> Written request
Of all the lines in the data below, how many contain "Hours"? Report that number alone.

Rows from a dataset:

*-*-*

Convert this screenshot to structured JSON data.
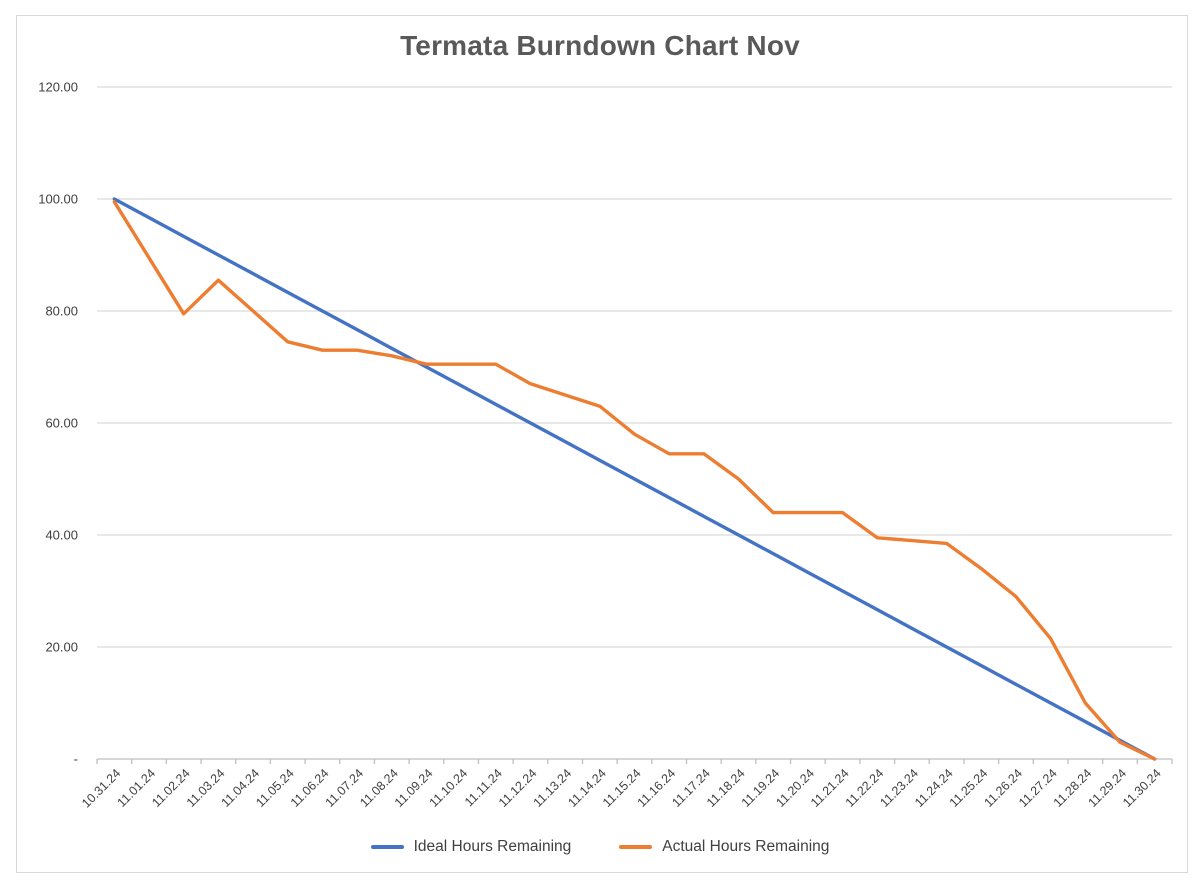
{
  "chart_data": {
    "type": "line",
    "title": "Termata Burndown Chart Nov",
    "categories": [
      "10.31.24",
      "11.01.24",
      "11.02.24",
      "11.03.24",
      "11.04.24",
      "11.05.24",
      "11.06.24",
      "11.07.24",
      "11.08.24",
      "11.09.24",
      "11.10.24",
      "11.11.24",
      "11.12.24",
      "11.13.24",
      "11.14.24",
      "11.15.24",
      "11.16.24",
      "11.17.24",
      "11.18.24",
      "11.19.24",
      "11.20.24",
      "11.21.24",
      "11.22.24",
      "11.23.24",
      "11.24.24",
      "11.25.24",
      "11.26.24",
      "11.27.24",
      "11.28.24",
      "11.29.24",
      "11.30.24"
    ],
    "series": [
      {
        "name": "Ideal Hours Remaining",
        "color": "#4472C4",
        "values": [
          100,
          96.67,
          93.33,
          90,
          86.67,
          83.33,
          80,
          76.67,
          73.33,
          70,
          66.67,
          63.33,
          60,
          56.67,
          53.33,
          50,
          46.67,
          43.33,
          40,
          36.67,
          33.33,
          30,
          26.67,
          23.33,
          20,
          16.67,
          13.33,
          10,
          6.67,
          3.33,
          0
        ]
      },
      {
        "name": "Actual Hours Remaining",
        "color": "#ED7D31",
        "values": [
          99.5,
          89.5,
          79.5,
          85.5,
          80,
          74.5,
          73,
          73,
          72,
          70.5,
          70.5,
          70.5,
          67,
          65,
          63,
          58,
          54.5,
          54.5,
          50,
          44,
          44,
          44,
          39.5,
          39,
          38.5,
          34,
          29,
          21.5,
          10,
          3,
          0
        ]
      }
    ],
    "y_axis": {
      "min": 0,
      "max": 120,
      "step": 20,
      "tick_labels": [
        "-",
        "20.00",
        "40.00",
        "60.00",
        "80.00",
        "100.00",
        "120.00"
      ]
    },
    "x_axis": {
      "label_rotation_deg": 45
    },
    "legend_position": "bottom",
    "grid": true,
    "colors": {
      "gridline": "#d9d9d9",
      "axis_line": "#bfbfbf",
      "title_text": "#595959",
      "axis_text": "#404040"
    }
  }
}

*-*-*

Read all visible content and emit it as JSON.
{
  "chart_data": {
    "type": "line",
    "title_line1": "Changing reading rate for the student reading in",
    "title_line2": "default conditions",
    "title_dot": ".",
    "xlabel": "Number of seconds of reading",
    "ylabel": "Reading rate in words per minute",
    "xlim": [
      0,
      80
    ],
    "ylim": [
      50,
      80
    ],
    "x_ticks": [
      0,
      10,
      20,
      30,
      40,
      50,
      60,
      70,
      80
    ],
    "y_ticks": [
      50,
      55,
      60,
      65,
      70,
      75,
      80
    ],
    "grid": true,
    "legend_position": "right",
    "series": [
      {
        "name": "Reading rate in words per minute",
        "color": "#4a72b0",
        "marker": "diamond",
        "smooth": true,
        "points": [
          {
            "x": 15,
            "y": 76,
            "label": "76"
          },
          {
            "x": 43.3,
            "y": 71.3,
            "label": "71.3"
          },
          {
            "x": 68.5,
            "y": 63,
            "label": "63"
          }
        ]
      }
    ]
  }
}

*-*-*

> Full solution
2